WHAT TO PRODUCE:
Where a line contains the string "text", copy that line.

PROVIDED RECORDS:
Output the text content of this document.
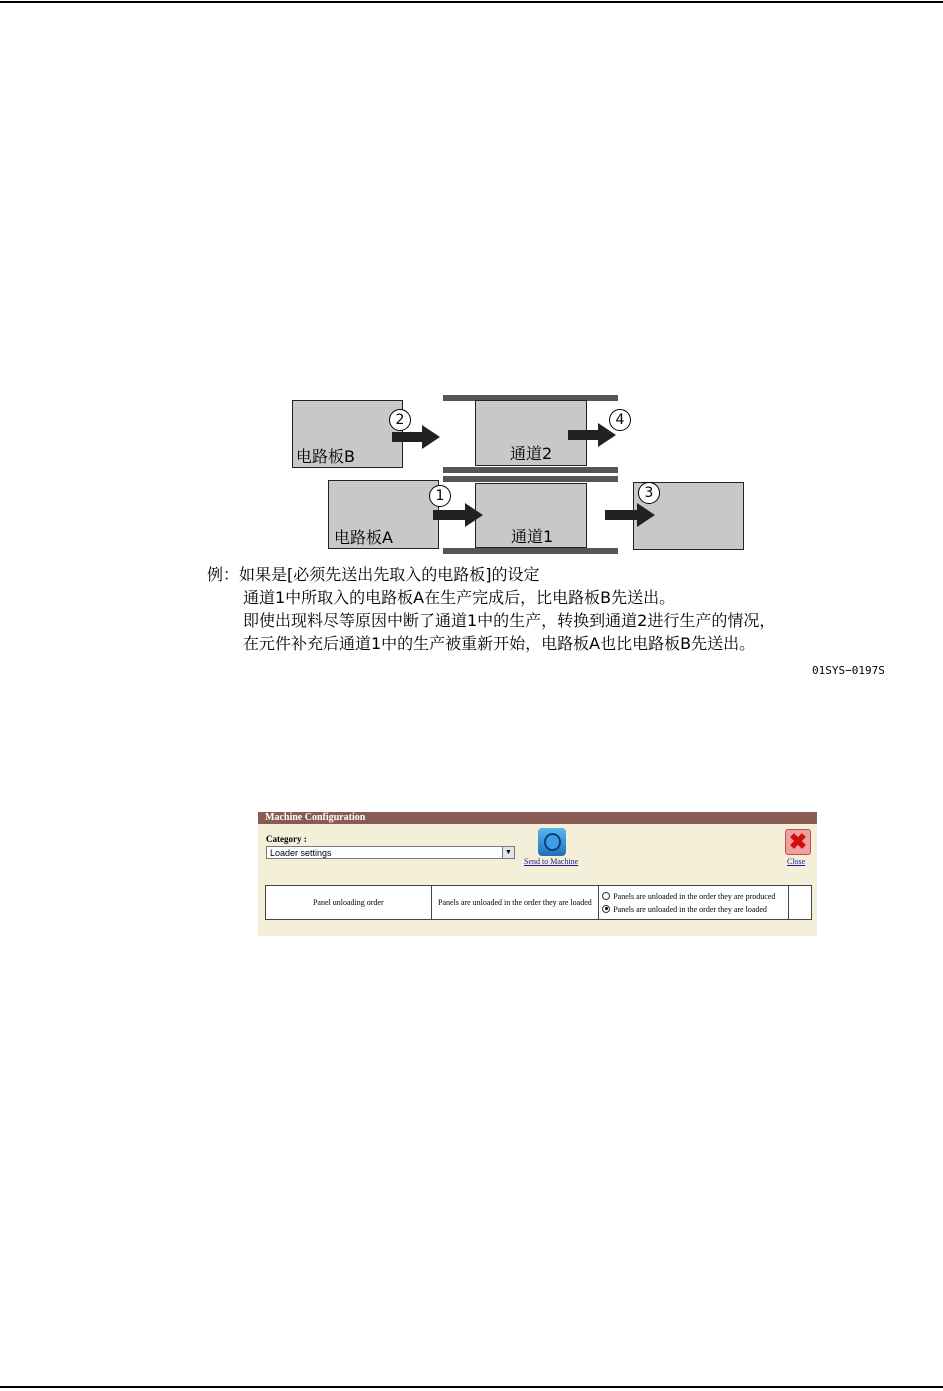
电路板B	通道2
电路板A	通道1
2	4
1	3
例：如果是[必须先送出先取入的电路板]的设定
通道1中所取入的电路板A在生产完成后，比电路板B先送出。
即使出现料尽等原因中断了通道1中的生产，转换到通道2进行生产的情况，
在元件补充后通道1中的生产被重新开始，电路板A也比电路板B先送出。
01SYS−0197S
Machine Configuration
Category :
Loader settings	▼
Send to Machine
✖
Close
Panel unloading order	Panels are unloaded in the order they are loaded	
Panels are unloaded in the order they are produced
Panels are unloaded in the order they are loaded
---
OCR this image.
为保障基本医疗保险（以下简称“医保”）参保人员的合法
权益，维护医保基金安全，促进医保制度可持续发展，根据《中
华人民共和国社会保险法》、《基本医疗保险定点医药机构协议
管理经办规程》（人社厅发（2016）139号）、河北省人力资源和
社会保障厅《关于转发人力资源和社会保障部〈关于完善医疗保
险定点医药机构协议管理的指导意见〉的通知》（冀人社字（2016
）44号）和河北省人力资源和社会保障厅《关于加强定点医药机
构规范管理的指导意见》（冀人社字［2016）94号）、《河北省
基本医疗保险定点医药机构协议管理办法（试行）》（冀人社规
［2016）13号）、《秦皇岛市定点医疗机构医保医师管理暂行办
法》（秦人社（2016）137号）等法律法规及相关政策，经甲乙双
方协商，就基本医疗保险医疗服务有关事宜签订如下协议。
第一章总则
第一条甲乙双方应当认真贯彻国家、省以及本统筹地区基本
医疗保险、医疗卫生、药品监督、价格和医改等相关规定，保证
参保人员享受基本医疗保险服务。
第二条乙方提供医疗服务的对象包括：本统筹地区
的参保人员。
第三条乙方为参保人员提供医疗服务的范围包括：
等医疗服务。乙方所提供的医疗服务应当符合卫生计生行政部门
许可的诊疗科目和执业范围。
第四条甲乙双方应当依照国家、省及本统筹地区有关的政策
...
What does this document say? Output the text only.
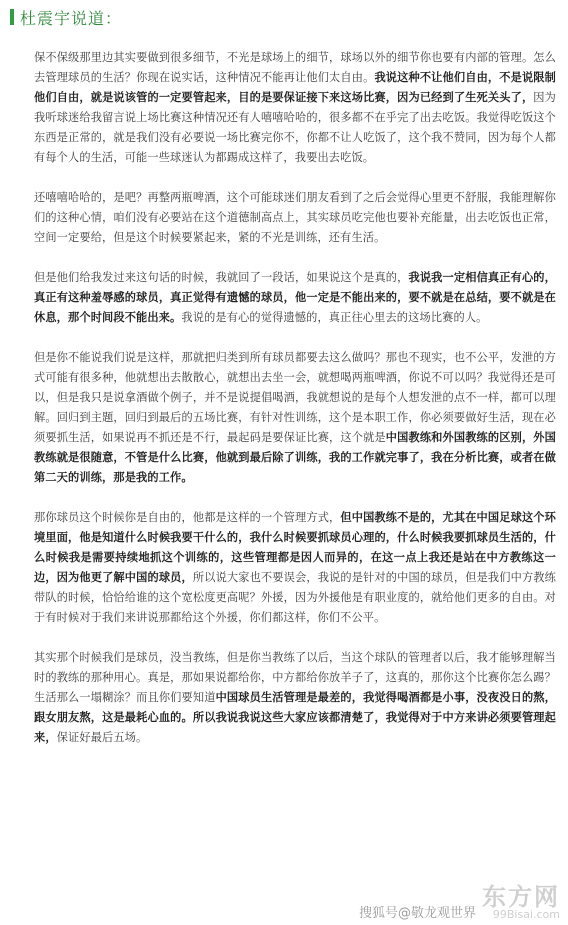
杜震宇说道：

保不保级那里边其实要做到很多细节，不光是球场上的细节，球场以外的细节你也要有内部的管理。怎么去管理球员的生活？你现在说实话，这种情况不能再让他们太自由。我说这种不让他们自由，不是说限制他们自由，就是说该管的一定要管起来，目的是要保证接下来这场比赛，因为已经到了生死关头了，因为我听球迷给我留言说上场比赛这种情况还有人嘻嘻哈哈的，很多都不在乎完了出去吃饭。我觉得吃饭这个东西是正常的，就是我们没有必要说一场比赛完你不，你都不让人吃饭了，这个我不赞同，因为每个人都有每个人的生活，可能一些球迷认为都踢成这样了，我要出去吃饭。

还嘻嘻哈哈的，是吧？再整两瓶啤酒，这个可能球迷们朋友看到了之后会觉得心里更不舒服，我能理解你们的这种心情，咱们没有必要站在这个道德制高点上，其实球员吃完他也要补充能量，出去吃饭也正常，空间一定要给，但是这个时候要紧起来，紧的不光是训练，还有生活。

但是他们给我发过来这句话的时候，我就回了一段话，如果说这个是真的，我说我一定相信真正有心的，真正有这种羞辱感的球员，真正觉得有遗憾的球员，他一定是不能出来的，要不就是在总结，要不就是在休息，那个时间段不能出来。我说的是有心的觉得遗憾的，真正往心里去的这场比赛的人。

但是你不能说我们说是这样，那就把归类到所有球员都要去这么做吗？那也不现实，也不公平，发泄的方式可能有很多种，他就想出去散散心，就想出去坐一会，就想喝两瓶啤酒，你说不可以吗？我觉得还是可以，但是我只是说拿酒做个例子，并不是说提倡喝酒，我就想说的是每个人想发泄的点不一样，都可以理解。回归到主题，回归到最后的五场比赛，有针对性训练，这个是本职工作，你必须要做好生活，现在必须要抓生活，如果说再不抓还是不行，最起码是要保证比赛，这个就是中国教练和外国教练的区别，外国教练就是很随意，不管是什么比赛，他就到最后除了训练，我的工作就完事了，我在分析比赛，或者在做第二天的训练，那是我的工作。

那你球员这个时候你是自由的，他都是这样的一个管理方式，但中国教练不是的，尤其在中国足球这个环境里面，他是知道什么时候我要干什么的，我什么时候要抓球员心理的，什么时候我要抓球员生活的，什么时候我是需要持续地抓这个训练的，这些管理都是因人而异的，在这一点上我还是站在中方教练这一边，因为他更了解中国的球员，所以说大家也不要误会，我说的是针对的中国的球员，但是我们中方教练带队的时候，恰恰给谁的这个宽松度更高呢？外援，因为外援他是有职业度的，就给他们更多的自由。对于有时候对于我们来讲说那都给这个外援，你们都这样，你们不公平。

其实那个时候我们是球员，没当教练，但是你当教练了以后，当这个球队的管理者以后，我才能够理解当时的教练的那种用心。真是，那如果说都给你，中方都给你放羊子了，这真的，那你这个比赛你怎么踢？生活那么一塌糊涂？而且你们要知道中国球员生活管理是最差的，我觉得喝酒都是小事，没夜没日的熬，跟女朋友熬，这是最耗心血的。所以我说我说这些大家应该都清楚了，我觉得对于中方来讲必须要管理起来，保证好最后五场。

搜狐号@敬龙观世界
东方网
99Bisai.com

ANSWER FOR THE TASK:
Output the text content of this document.
What does this document say? Output the text only.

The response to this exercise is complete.